§ **Your goal**
Copy the lines below verbatim, omitting the pictures from your copy.

***** The data *****

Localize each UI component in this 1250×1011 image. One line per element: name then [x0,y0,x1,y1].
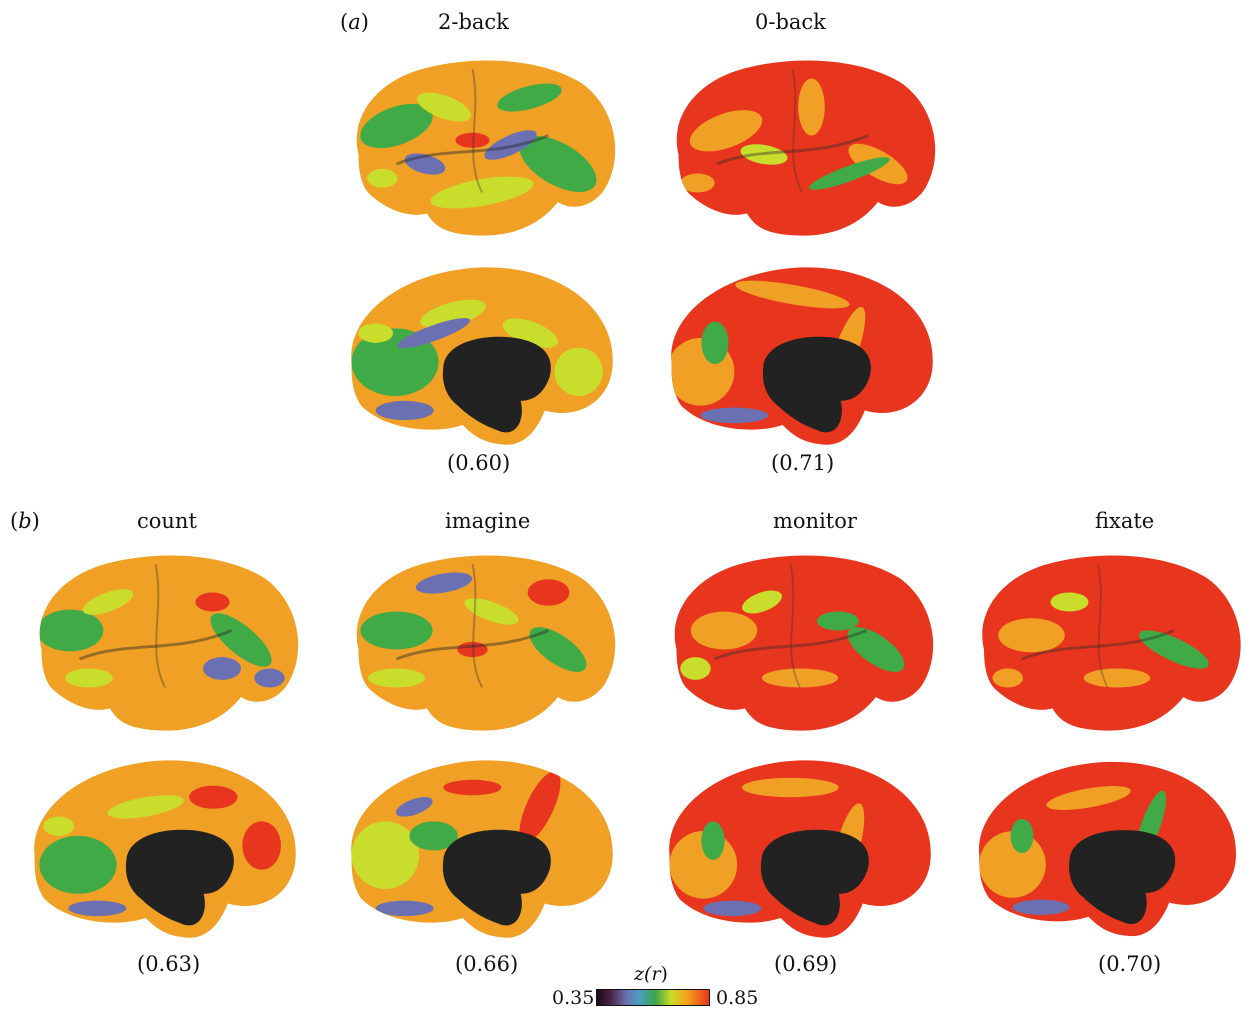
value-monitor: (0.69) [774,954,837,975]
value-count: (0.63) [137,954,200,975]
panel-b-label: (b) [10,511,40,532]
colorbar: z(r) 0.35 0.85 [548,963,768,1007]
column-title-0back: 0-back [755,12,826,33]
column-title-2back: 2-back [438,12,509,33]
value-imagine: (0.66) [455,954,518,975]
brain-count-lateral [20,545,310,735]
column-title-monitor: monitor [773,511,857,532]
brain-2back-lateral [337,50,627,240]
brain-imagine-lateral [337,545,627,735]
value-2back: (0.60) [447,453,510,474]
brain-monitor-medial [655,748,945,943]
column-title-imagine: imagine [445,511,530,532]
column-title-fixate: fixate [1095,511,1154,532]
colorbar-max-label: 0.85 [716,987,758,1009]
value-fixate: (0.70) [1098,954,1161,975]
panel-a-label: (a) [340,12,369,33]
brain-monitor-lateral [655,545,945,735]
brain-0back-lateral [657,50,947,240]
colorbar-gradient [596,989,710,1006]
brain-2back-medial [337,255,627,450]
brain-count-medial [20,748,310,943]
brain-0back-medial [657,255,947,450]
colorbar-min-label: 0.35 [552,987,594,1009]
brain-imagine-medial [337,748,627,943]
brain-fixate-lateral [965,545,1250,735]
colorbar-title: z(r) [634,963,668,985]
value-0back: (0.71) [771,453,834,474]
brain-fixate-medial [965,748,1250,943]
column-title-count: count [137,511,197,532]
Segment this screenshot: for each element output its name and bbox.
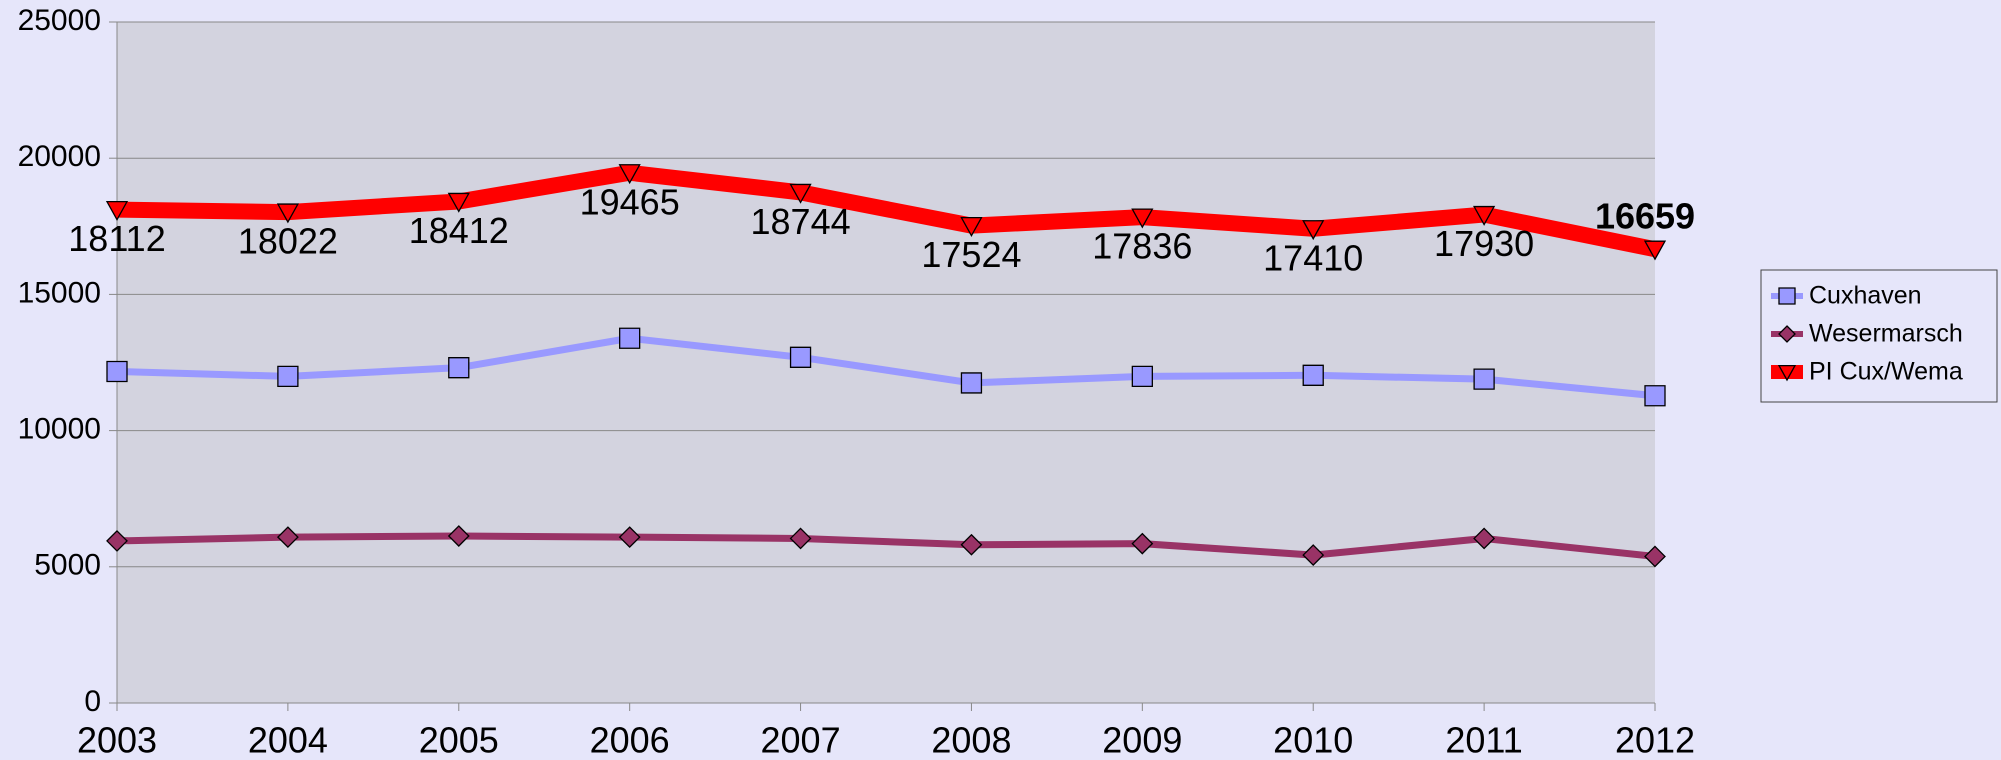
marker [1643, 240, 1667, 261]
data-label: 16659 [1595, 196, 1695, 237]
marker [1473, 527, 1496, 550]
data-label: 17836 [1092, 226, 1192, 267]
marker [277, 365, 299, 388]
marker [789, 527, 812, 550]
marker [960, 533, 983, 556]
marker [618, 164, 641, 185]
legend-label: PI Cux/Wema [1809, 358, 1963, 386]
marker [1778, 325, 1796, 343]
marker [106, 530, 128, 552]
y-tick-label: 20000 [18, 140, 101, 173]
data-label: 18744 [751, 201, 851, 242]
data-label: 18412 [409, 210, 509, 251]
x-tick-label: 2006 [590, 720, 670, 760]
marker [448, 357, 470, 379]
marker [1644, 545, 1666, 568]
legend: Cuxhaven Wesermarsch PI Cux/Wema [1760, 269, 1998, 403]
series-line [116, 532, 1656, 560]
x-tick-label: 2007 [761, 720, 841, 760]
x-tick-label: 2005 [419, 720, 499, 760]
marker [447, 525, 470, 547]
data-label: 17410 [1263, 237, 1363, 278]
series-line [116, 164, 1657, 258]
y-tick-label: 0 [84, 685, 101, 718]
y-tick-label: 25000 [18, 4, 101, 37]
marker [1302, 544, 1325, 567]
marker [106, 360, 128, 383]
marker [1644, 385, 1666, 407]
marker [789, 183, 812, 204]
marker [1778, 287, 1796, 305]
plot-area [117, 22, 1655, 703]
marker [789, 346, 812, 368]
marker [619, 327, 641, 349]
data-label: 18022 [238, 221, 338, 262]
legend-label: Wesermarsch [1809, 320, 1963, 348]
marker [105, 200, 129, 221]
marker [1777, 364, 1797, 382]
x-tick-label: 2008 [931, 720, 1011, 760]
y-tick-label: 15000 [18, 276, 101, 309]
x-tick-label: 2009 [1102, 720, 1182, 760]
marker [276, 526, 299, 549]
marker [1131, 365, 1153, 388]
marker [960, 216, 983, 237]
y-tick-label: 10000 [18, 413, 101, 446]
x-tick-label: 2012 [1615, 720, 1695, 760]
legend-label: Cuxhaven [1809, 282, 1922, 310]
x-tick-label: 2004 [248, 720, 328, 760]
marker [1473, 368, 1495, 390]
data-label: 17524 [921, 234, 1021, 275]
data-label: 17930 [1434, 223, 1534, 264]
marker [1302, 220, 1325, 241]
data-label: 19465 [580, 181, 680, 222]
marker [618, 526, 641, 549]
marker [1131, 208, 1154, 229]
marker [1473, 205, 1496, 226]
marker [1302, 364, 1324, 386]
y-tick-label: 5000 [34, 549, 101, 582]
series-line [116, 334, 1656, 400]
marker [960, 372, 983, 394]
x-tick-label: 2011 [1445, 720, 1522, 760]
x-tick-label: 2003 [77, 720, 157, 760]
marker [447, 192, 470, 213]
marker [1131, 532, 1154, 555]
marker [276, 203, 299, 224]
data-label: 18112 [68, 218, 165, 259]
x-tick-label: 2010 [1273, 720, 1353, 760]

*****

§ **Complete answer**
Localize each UI component in this 1250×1011 image. One line per element: name then [x0,y0,x1,y1].
value-monitor: (0.69) [774,954,837,975]
value-count: (0.63) [137,954,200,975]
panel-b-label: (b) [10,511,40,532]
colorbar: z(r) 0.35 0.85 [548,963,768,1007]
column-title-0back: 0-back [755,12,826,33]
column-title-2back: 2-back [438,12,509,33]
value-imagine: (0.66) [455,954,518,975]
brain-count-lateral [20,545,310,735]
column-title-monitor: monitor [773,511,857,532]
brain-2back-lateral [337,50,627,240]
brain-imagine-lateral [337,545,627,735]
value-2back: (0.60) [447,453,510,474]
brain-monitor-medial [655,748,945,943]
column-title-imagine: imagine [445,511,530,532]
column-title-fixate: fixate [1095,511,1154,532]
colorbar-max-label: 0.85 [716,987,758,1009]
value-fixate: (0.70) [1098,954,1161,975]
panel-a-label: (a) [340,12,369,33]
brain-monitor-lateral [655,545,945,735]
brain-0back-lateral [657,50,947,240]
colorbar-gradient [596,989,710,1006]
brain-2back-medial [337,255,627,450]
brain-count-medial [20,748,310,943]
brain-0back-medial [657,255,947,450]
colorbar-min-label: 0.35 [552,987,594,1009]
brain-imagine-medial [337,748,627,943]
brain-fixate-lateral [965,545,1250,735]
colorbar-title: z(r) [634,963,668,985]
value-0back: (0.71) [771,453,834,474]
brain-fixate-medial [965,748,1250,943]
column-title-count: count [137,511,197,532]
Segment this screenshot: for each element output its name and bbox.
marker [1643, 240, 1667, 261]
data-label: 16659 [1595, 196, 1695, 237]
marker [1473, 527, 1496, 550]
data-label: 17836 [1092, 226, 1192, 267]
marker [277, 365, 299, 388]
marker [789, 527, 812, 550]
marker [960, 533, 983, 556]
marker [618, 164, 641, 185]
legend-label: PI Cux/Wema [1809, 358, 1963, 386]
marker [1778, 325, 1796, 343]
marker [106, 530, 128, 552]
y-tick-label: 20000 [18, 140, 101, 173]
data-label: 18744 [751, 201, 851, 242]
data-label: 18412 [409, 210, 509, 251]
x-tick-label: 2006 [590, 720, 670, 760]
marker [448, 357, 470, 379]
marker [1644, 545, 1666, 568]
legend: Cuxhaven Wesermarsch PI Cux/Wema [1760, 269, 1998, 403]
series-line [116, 532, 1656, 560]
x-tick-label: 2007 [761, 720, 841, 760]
x-tick-label: 2005 [419, 720, 499, 760]
marker [447, 525, 470, 547]
data-label: 17410 [1263, 237, 1363, 278]
series-line [116, 164, 1657, 258]
y-tick-label: 0 [84, 685, 101, 718]
y-tick-label: 25000 [18, 4, 101, 37]
marker [1302, 544, 1325, 567]
marker [106, 360, 128, 383]
marker [1644, 385, 1666, 407]
marker [789, 183, 812, 204]
marker [1778, 287, 1796, 305]
plot-area [117, 22, 1655, 703]
marker [789, 346, 812, 368]
marker [619, 327, 641, 349]
data-label: 18022 [238, 221, 338, 262]
legend-label: Wesermarsch [1809, 320, 1963, 348]
marker [105, 200, 129, 221]
marker [1777, 364, 1797, 382]
x-tick-label: 2008 [931, 720, 1011, 760]
y-tick-label: 15000 [18, 276, 101, 309]
x-tick-label: 2009 [1102, 720, 1182, 760]
marker [276, 526, 299, 549]
marker [1131, 365, 1153, 388]
marker [960, 216, 983, 237]
y-tick-label: 10000 [18, 413, 101, 446]
x-tick-label: 2012 [1615, 720, 1695, 760]
legend-label: Cuxhaven [1809, 282, 1922, 310]
x-tick-label: 2004 [248, 720, 328, 760]
marker [1473, 368, 1495, 390]
data-label: 17524 [921, 234, 1021, 275]
data-label: 17930 [1434, 223, 1534, 264]
marker [1302, 220, 1325, 241]
data-label: 19465 [580, 181, 680, 222]
marker [618, 526, 641, 549]
marker [1131, 208, 1154, 229]
marker [1473, 205, 1496, 226]
marker [1302, 364, 1324, 386]
y-tick-label: 5000 [34, 549, 101, 582]
series-line [116, 334, 1656, 400]
marker [960, 372, 983, 394]
x-tick-label: 2011 [1445, 720, 1522, 760]
x-tick-label: 2003 [77, 720, 157, 760]
marker [447, 192, 470, 213]
marker [1131, 532, 1154, 555]
marker [276, 203, 299, 224]
data-label: 18112 [68, 218, 165, 259]
x-tick-label: 2010 [1273, 720, 1353, 760]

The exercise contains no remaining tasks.